- **Goal of the exercise**
Repeat all of the data precisely.
# Material supplied start
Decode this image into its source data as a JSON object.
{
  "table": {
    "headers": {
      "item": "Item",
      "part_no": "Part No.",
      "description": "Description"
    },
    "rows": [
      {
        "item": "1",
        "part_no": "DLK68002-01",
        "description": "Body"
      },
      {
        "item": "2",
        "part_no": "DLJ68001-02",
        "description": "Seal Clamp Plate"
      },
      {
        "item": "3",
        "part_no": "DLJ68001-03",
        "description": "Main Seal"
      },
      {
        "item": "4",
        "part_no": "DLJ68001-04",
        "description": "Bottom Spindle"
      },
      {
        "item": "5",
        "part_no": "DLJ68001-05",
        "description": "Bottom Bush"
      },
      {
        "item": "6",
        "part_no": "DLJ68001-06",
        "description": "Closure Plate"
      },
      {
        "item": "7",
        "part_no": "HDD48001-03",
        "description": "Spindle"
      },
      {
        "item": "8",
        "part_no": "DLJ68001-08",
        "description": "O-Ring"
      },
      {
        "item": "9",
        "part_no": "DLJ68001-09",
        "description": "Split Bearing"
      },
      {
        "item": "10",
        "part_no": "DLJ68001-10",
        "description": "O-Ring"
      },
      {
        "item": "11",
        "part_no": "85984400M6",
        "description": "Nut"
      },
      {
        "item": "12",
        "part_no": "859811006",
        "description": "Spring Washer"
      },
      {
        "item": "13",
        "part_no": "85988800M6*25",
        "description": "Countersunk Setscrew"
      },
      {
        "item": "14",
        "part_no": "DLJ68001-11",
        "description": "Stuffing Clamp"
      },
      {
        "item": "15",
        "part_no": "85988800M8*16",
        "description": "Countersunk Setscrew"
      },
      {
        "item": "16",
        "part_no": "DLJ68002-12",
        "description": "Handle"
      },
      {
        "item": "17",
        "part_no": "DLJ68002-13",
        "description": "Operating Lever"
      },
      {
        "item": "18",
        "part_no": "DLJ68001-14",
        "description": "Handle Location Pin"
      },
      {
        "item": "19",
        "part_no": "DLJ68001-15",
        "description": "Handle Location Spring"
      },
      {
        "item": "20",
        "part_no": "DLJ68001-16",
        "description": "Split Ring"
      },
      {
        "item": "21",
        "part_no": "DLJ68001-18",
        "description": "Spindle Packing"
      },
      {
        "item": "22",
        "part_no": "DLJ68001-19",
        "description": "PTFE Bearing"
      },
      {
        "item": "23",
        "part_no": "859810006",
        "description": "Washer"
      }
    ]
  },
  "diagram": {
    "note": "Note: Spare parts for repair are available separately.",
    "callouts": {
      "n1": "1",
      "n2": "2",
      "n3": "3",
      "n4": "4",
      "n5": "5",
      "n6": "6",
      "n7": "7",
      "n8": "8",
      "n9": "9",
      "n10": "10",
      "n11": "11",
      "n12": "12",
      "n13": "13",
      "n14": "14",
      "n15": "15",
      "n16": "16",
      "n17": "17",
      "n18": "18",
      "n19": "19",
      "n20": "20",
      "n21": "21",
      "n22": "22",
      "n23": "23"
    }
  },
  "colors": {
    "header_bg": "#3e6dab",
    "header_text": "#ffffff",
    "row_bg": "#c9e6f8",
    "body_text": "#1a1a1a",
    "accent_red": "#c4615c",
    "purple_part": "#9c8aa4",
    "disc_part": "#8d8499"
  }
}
# Material supplied end
- **Reply to the exercise**
Decode this image into its source data as a JSON object.
{
  "table": {
    "headers": {
      "item": "Item",
      "part_no": "Part No.",
      "description": "Description"
    },
    "rows": [
      {
        "item": "1",
        "part_no": "DLK68002-01",
        "description": "Body"
      },
      {
        "item": "2",
        "part_no": "DLJ68001-02",
        "description": "Seal Clamp Plate"
      },
      {
        "item": "3",
        "part_no": "DLJ68001-03",
        "description": "Main Seal"
      },
      {
        "item": "4",
        "part_no": "DLJ68001-04",
        "description": "Bottom Spindle"
      },
      {
        "item": "5",
        "part_no": "DLJ68001-05",
        "description": "Bottom Bush"
      },
      {
        "item": "6",
        "part_no": "DLJ68001-06",
        "description": "Closure Plate"
      },
      {
        "item": "7",
        "part_no": "HDD48001-03",
        "description": "Spindle"
      },
      {
        "item": "8",
        "part_no": "DLJ68001-08",
        "description": "O-Ring"
      },
      {
        "item": "9",
        "part_no": "DLJ68001-09",
        "description": "Split Bearing"
      },
      {
        "item": "10",
        "part_no": "DLJ68001-10",
        "description": "O-Ring"
      },
      {
        "item": "11",
        "part_no": "85984400M6",
        "description": "Nut"
      },
      {
        "item": "12",
        "part_no": "859811006",
        "description": "Spring Washer"
      },
      {
        "item": "13",
        "part_no": "85988800M6*25",
        "description": "Countersunk Setscrew"
      },
      {
        "item": "14",
        "part_no": "DLJ68001-11",
        "description": "Stuffing Clamp"
      },
      {
        "item": "15",
        "part_no": "85988800M8*16",
        "description": "Countersunk Setscrew"
      },
      {
        "item": "16",
        "part_no": "DLJ68002-12",
        "description": "Handle"
      },
      {
        "item": "17",
        "part_no": "DLJ68002-13",
        "description": "Operating Lever"
      },
      {
        "item": "18",
        "part_no": "DLJ68001-14",
        "description": "Handle Location Pin"
      },
      {
        "item": "19",
        "part_no": "DLJ68001-15",
        "description": "Handle Location Spring"
      },
      {
        "item": "20",
        "part_no": "DLJ68001-16",
        "description": "Split Ring"
      },
      {
        "item": "21",
        "part_no": "DLJ68001-18",
        "description": "Spindle Packing"
      },
      {
        "item": "22",
        "part_no": "DLJ68001-19",
        "description": "PTFE Bearing"
      },
      {
        "item": "23",
        "part_no": "859810006",
        "description": "Washer"
      }
    ]
  },
  "diagram": {
    "note": "Note: Spare parts for repair are available separately.",
    "callouts": {
      "n1": "1",
      "n2": "2",
      "n3": "3",
      "n4": "4",
      "n5": "5",
      "n6": "6",
      "n7": "7",
      "n8": "8",
      "n9": "9",
      "n10": "10",
      "n11": "11",
      "n12": "12",
      "n13": "13",
      "n14": "14",
      "n15": "15",
      "n16": "16",
      "n17": "17",
      "n18": "18",
      "n19": "19",
      "n20": "20",
      "n21": "21",
      "n22": "22",
      "n23": "23"
    }
  },
  "colors": {
    "header_bg": "#3e6dab",
    "header_text": "#ffffff",
    "row_bg": "#c9e6f8",
    "body_text": "#1a1a1a",
    "accent_red": "#c4615c",
    "purple_part": "#9c8aa4",
    "disc_part": "#8d8499"
  }
}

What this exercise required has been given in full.